§ **To do**
Extract each line of the data and write it out again exactly.

>> start Records for the exercise

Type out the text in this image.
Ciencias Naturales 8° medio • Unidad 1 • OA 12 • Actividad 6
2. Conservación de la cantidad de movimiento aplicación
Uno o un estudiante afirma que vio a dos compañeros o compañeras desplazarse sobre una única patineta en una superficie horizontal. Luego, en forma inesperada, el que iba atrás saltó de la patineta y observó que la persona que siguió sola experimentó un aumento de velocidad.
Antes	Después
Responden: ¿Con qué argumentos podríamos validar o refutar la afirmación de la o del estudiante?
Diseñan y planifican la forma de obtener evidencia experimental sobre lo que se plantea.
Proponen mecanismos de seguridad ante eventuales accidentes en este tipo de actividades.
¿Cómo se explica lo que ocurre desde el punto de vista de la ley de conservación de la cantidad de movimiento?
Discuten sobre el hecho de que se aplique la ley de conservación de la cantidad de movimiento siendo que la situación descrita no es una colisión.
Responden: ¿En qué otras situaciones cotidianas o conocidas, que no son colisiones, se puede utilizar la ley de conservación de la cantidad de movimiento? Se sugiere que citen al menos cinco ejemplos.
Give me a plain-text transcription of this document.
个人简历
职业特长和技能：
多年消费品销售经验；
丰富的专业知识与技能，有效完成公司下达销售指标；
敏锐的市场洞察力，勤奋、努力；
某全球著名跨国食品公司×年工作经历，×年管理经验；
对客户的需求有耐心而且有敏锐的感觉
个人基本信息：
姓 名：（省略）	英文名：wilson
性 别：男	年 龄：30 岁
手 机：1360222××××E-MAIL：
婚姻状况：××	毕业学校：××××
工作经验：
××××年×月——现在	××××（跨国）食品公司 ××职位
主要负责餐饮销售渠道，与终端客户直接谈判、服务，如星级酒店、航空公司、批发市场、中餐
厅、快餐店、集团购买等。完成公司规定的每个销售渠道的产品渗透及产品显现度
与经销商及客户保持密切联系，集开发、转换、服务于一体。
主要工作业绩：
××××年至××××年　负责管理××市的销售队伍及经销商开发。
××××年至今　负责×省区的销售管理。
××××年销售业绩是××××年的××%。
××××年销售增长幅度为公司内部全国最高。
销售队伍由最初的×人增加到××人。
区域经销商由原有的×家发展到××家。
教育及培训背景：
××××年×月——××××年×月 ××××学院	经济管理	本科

>> end Records for the exercise

§ **Solution**
Type out the text in this image.
Ciencias Naturales 8° medio • Unidad 1 • OA 12 • Actividad 6
2. Conservación de la cantidad de movimiento aplicación
Uno o un estudiante afirma que vio a dos compañeros o compañeras desplazarse sobre una única patineta en una superficie horizontal. Luego, en forma inesperada, el que iba atrás saltó de la patineta y observó que la persona que siguió sola experimentó un aumento de velocidad.
Antes	Después
Responden: ¿Con qué argumentos podríamos validar o refutar la afirmación de la o del estudiante?
Diseñan y planifican la forma de obtener evidencia experimental sobre lo que se plantea.
Proponen mecanismos de seguridad ante eventuales accidentes en este tipo de actividades.
¿Cómo se explica lo que ocurre desde el punto de vista de la ley de conservación de la cantidad de movimiento?
Discuten sobre el hecho de que se aplique la ley de conservación de la cantidad de movimiento siendo que la situación descrita no es una colisión.
Responden: ¿En qué otras situaciones cotidianas o conocidas, que no son colisiones, se puede utilizar la ley de conservación de la cantidad de movimiento? Se sugiere que citen al menos cinco ejemplos.
Give me a plain-text transcription of this document.
个人简历
职业特长和技能：
多年消费品销售经验；
丰富的专业知识与技能，有效完成公司下达销售指标；
敏锐的市场洞察力，勤奋、努力；
某全球著名跨国食品公司×年工作经历，×年管理经验；
对客户的需求有耐心而且有敏锐的感觉
个人基本信息：
姓 名：（省略）	英文名：wilson
性 别：男	年 龄：30 岁
手 机：1360222××××E-MAIL：
婚姻状况：××	毕业学校：××××
工作经验：
××××年×月——现在	××××（跨国）食品公司 ××职位
主要负责餐饮销售渠道，与终端客户直接谈判、服务，如星级酒店、航空公司、批发市场、中餐
厅、快餐店、集团购买等。完成公司规定的每个销售渠道的产品渗透及产品显现度
与经销商及客户保持密切联系，集开发、转换、服务于一体。
主要工作业绩：
××××年至××××年　负责管理××市的销售队伍及经销商开发。
××××年至今　负责×省区的销售管理。
××××年销售业绩是××××年的××%。
××××年销售增长幅度为公司内部全国最高。
销售队伍由最初的×人增加到××人。
区域经销商由原有的×家发展到××家。
教育及培训背景：
××××年×月——××××年×月 ××××学院	经济管理	本科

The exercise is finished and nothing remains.